• Task directions:
Quote the listing below in its entirety, omitting every image.

* Start *

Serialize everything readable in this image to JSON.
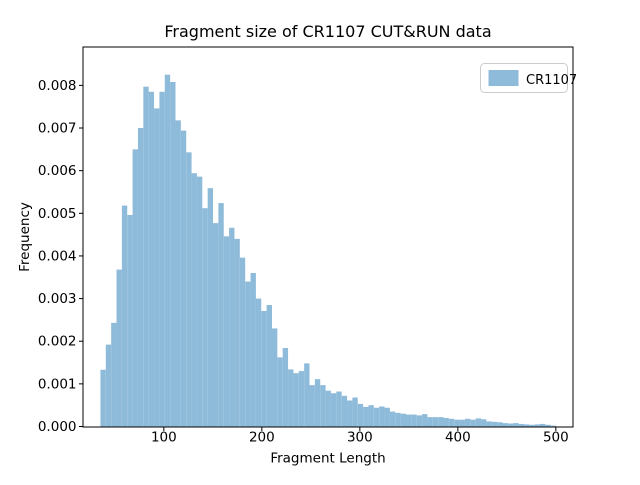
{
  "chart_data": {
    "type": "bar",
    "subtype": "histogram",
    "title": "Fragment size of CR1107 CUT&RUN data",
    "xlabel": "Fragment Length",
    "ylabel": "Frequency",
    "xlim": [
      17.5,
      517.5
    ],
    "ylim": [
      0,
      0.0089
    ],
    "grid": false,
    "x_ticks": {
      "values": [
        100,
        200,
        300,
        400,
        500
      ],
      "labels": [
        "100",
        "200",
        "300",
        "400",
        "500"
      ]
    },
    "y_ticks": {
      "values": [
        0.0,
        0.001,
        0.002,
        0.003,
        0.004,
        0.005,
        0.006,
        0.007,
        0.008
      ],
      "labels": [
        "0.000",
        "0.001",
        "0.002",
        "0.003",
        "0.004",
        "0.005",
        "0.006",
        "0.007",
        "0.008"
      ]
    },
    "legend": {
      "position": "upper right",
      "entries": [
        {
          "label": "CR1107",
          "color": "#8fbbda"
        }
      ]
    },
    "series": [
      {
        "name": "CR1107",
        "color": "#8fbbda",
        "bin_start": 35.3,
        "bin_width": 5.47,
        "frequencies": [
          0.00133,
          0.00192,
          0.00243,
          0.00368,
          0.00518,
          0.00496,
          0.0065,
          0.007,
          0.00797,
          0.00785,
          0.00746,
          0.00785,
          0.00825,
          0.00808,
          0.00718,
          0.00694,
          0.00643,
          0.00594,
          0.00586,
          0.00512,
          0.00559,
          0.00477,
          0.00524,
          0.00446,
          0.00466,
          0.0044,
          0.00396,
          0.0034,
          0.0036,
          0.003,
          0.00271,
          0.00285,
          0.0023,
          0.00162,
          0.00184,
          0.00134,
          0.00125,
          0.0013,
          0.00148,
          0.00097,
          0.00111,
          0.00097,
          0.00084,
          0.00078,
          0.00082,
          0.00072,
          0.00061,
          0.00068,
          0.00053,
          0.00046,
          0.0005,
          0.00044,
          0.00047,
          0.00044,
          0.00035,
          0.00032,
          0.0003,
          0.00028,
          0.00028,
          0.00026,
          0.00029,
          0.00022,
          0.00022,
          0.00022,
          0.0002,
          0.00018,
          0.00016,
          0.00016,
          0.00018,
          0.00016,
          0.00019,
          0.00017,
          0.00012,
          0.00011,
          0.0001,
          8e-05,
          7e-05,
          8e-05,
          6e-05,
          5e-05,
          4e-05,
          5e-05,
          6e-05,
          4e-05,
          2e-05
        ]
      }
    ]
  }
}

* End *

• Answer for the task:
Serialize everything readable in this image to JSON.
{
  "chart_data": {
    "type": "bar",
    "subtype": "histogram",
    "title": "Fragment size of CR1107 CUT&RUN data",
    "xlabel": "Fragment Length",
    "ylabel": "Frequency",
    "xlim": [
      17.5,
      517.5
    ],
    "ylim": [
      0,
      0.0089
    ],
    "grid": false,
    "x_ticks": {
      "values": [
        100,
        200,
        300,
        400,
        500
      ],
      "labels": [
        "100",
        "200",
        "300",
        "400",
        "500"
      ]
    },
    "y_ticks": {
      "values": [
        0.0,
        0.001,
        0.002,
        0.003,
        0.004,
        0.005,
        0.006,
        0.007,
        0.008
      ],
      "labels": [
        "0.000",
        "0.001",
        "0.002",
        "0.003",
        "0.004",
        "0.005",
        "0.006",
        "0.007",
        "0.008"
      ]
    },
    "legend": {
      "position": "upper right",
      "entries": [
        {
          "label": "CR1107",
          "color": "#8fbbda"
        }
      ]
    },
    "series": [
      {
        "name": "CR1107",
        "color": "#8fbbda",
        "bin_start": 35.3,
        "bin_width": 5.47,
        "frequencies": [
          0.00133,
          0.00192,
          0.00243,
          0.00368,
          0.00518,
          0.00496,
          0.0065,
          0.007,
          0.00797,
          0.00785,
          0.00746,
          0.00785,
          0.00825,
          0.00808,
          0.00718,
          0.00694,
          0.00643,
          0.00594,
          0.00586,
          0.00512,
          0.00559,
          0.00477,
          0.00524,
          0.00446,
          0.00466,
          0.0044,
          0.00396,
          0.0034,
          0.0036,
          0.003,
          0.00271,
          0.00285,
          0.0023,
          0.00162,
          0.00184,
          0.00134,
          0.00125,
          0.0013,
          0.00148,
          0.00097,
          0.00111,
          0.00097,
          0.00084,
          0.00078,
          0.00082,
          0.00072,
          0.00061,
          0.00068,
          0.00053,
          0.00046,
          0.0005,
          0.00044,
          0.00047,
          0.00044,
          0.00035,
          0.00032,
          0.0003,
          0.00028,
          0.00028,
          0.00026,
          0.00029,
          0.00022,
          0.00022,
          0.00022,
          0.0002,
          0.00018,
          0.00016,
          0.00016,
          0.00018,
          0.00016,
          0.00019,
          0.00017,
          0.00012,
          0.00011,
          0.0001,
          8e-05,
          7e-05,
          8e-05,
          6e-05,
          5e-05,
          4e-05,
          5e-05,
          6e-05,
          4e-05,
          2e-05
        ]
      }
    ]
  }
}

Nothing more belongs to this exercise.